ПИСЬМЕННОЕ ЗАДАНИЕ 1 >> Перепишите без изменений строки из фрагмента набора данных ниже. Начните со строки, в которой есть «series-1-point: [438, 223, 454, 237]», и остановитесь после строки, в которой есть «series-0-point: [532, 226, 546, 239]», включив обе.

Помимо выявления связи между внедрением государством политики ойкономики в сельскохозяйственных регионах метрополии и отправкой конкистадоров-гуманистов на Тихоокеанские острова, «Сердце Японской империи» обнаруживает многочисленные формы борьбы, которую вели люди, оказавшиеся ненужными после Первой мировой войны. Несмотря на грубое изгнание из политической плоскости, которое было разрешено законом, оправдано эмоциями и достигнуто консенсусом, люди и организации, чьи истории я рассказываю, добивались принципиально иных отношений. Они протестовали против своего вытеснения из деревенской общины, но не уповали на государственное признание[54]. Самая главной претензией является утверждение, что «Япония» – фантазия, которая держится на отрицании колониальных взаимоотношений в сердце империи. Данный тезис и сегодня остается политически уместным, не в последнюю очередь из-за того, что японистика продолжает работать так, словно это стабильная единица анализа. Другими словами, их критика высвечивает нашу причастность – как ученых, не добившихся развенчания мифа об этой фантастической Японии как лишь временном и нетипичном виновнике колониального геноцида[55].

Борьба с логикой и конкретными процессами огораживания[56], которые были инструментами расово и гендерно обусловленного изгнания, принимала форму забастовок, петиций и других узнаваемых актов неповиновения, но также видна и в более аморфных, трудноуловимых моментах – отказе, игре, бегстве и ожидании[57]. Я рассматриваю каждый пример как революционную атаку на насаждение государством фашистского ощущения внутреннего пространства, рядящееся в подлатанные одежды Среднего пути, – пространства, приобретение которого празднуется как признак успешного преображения в главного героя на славном пути к будущему японской истории. И хотя коллективная борьба за свободу редко фигурирует в обширных архивах империализма, ее следов там тем не менее предостаточно[58].

ПИСЬМЕННОЕ ЗАДАНИЕ 2 >> Напишите, что следует дальше в отрывке выше о борьбе людей, вытесненных из японской деревенской общины после Первой мировой войны, начиная сразу после его последнего предложения.

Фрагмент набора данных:
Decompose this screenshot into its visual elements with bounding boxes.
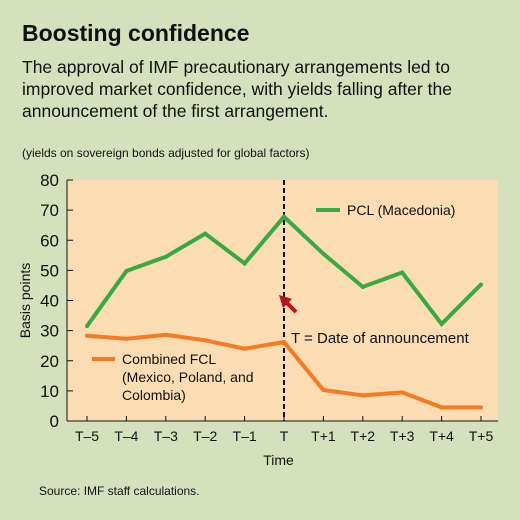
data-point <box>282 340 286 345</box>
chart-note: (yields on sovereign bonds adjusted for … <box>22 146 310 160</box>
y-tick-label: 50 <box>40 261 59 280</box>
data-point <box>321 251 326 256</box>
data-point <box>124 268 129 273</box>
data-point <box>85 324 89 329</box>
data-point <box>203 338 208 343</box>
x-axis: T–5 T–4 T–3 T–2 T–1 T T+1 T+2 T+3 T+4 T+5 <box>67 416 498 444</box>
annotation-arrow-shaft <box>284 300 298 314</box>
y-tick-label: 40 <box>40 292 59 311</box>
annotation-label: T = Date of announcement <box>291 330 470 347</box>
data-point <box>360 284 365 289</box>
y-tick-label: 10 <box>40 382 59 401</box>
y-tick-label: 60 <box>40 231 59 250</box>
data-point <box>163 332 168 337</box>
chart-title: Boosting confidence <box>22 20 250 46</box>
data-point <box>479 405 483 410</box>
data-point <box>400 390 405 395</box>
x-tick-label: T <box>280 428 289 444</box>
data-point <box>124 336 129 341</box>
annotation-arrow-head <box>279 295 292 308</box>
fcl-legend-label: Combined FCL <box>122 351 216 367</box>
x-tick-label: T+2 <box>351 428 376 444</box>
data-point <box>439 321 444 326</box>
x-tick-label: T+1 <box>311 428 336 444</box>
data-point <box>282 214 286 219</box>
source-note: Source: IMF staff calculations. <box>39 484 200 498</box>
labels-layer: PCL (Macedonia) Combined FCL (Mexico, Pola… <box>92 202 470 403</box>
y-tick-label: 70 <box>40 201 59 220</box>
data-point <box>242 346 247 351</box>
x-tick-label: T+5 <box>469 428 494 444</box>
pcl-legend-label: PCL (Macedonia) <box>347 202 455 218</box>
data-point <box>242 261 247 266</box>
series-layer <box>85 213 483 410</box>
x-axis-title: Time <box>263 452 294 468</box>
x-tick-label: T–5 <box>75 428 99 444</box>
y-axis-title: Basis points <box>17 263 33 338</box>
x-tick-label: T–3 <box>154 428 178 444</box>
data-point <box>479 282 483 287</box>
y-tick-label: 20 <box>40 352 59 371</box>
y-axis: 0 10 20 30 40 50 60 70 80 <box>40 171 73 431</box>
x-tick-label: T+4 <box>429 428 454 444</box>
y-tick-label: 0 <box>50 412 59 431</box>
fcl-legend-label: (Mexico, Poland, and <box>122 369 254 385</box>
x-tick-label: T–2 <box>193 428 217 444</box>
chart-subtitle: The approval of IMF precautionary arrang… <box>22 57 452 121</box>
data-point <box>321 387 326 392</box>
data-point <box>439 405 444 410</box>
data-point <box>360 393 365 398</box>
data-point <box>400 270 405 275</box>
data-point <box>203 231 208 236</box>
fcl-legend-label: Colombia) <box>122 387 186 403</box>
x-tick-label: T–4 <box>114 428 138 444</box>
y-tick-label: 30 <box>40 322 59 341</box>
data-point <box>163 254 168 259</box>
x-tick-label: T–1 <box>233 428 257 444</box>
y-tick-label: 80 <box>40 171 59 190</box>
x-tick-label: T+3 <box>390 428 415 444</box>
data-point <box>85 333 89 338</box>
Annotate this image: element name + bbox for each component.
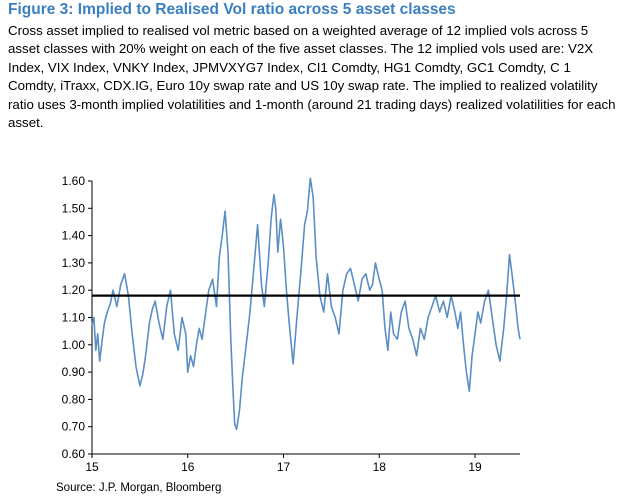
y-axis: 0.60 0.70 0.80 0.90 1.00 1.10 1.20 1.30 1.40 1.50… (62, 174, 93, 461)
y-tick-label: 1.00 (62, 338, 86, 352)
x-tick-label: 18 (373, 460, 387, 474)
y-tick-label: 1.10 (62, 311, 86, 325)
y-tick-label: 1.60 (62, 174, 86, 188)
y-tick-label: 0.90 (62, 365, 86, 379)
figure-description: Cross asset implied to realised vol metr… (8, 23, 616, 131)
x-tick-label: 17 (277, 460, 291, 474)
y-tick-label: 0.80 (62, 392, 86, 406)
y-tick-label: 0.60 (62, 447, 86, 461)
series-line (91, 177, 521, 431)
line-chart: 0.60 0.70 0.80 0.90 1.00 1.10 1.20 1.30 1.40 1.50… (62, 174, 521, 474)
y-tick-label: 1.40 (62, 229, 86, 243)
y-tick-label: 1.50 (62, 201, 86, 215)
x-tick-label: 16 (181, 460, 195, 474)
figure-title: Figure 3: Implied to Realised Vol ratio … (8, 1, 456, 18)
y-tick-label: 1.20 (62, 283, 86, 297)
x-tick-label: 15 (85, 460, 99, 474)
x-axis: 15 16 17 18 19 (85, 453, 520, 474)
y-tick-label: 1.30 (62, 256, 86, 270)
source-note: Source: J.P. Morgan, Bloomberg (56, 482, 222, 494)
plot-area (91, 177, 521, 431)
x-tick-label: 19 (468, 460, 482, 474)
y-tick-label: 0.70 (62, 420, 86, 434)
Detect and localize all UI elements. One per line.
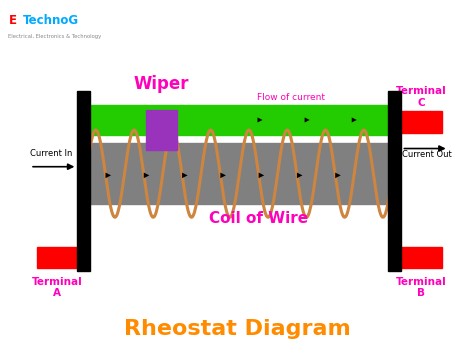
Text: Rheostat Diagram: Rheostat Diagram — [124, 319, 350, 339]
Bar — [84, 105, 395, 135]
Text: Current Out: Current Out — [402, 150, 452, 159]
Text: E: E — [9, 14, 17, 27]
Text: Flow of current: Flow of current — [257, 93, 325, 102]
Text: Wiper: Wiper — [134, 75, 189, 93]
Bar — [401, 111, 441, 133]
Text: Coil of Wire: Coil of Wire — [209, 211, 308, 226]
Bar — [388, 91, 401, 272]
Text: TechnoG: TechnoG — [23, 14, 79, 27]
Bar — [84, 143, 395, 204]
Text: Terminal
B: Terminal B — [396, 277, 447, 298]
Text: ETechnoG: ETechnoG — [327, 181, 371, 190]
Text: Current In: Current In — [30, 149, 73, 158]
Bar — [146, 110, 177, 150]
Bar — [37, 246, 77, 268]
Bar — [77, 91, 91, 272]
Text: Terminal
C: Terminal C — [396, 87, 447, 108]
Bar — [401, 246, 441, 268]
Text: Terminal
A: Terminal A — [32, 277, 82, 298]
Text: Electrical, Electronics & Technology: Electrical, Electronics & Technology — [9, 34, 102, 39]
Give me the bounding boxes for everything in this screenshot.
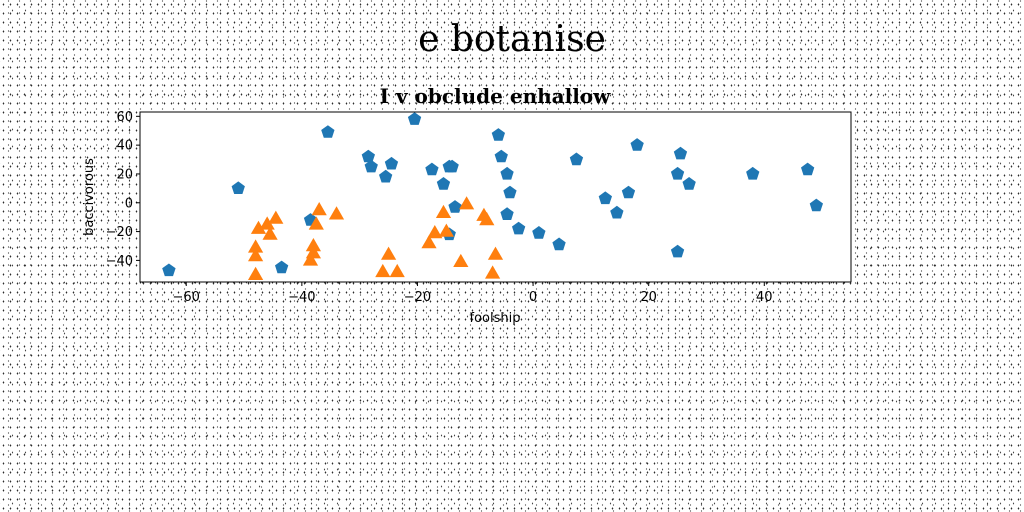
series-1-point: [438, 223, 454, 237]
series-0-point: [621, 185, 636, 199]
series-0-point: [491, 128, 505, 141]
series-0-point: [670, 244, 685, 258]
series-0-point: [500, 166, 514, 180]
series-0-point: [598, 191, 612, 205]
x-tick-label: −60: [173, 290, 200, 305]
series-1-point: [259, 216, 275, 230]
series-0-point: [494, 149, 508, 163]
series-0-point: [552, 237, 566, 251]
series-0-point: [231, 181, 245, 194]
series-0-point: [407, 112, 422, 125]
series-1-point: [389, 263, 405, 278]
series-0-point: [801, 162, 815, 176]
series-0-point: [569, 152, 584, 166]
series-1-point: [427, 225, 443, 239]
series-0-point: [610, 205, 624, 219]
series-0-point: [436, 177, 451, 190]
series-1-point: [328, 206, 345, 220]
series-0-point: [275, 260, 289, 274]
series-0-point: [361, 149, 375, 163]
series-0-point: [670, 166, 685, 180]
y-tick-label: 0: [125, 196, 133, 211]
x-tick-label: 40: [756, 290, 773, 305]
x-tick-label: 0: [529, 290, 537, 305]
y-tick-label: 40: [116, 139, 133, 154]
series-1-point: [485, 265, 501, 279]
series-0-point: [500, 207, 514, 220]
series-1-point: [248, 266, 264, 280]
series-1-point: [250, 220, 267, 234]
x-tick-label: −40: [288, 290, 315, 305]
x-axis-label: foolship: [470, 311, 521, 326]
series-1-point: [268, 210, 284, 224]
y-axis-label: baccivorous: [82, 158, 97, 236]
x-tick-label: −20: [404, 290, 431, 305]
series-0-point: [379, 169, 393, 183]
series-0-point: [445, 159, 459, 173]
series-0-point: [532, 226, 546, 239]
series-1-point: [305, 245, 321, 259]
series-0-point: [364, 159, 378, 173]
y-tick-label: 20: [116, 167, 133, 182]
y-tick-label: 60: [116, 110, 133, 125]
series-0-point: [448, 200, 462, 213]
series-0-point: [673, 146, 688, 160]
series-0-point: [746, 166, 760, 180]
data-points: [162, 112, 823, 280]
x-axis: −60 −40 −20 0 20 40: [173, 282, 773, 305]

ИТОГОВЫЙ ОТВЕТ 1 >>
series-1-point: [438, 223, 454, 237]
series-0-point: [621, 185, 636, 199]
series-0-point: [491, 128, 505, 141]
series-0-point: [670, 244, 685, 258]
series-0-point: [500, 166, 514, 180]
series-0-point: [598, 191, 612, 205]
x-tick-label: −60: [173, 290, 200, 305]
series-1-point: [259, 216, 275, 230]
series-0-point: [494, 149, 508, 163]
series-0-point: [552, 237, 566, 251]
series-0-point: [231, 181, 245, 194]
series-0-point: [407, 112, 422, 125]
series-1-point: [389, 263, 405, 278]
series-0-point: [801, 162, 815, 176]
series-0-point: [569, 152, 584, 166]
series-1-point: [427, 225, 443, 239]
series-0-point: [610, 205, 624, 219]
series-0-point: [436, 177, 451, 190]
series-1-point: [328, 206, 345, 220]
series-0-point: [275, 260, 289, 274]
series-0-point: [361, 149, 375, 163]
series-0-point: [670, 166, 685, 180]
y-tick-label: 0: [125, 196, 133, 211]
x-tick-label: 40: [756, 290, 773, 305]
x-tick-label: 0: [529, 290, 537, 305]
y-tick-label: 40: [116, 139, 133, 154]
series-1-point: [485, 265, 501, 279]
series-0-point: [500, 207, 514, 220]
series-1-point: [248, 266, 264, 280]
series-1-point: [250, 220, 267, 234]
x-tick-label: −40: [288, 290, 315, 305]
x-axis-label: foolship: [470, 311, 521, 326]
series-1-point: [268, 210, 284, 224]
y-axis-label: baccivorous: [82, 158, 97, 236]
x-tick-label: −20: [404, 290, 431, 305]
series-0-point: [379, 169, 393, 183]
series-0-point: [445, 159, 459, 173]
series-0-point: [532, 226, 546, 239]

ИТОГОВЫЙ ОТВЕТ 2 >>
Как показывает Лиза Лоу в «Близости четырех континентов» (The Intimacies of Four Continents), желание увидеть и распознать то, что государства не хотят нам демонстрировать, требует творческой изобретательности – архивы прячут и сортируют все, что представляет угрозу для несвятой троицы «капитал, нация, семья». Так что взаимосвязи между многочисленными, зачастую маленькими, но отлично организованными войнами против колониального варварства в разных странах и империях оказываются неочевидными[59]. Я также признаю, однако (как и Лоу), что выявлять структуры и законы доминирующих в Японии социальных основ, от случая к случаю читая государственные архивы, недостаточно для осознания того, какую силу имели все эти опыты по построению и отрицанию мира. Не обращая должного внимания на бесчеловечность нашего имперского взгляда, мы рискуем укрепить колониальную логику, на основе которой формируются архивы и производятся раскопки.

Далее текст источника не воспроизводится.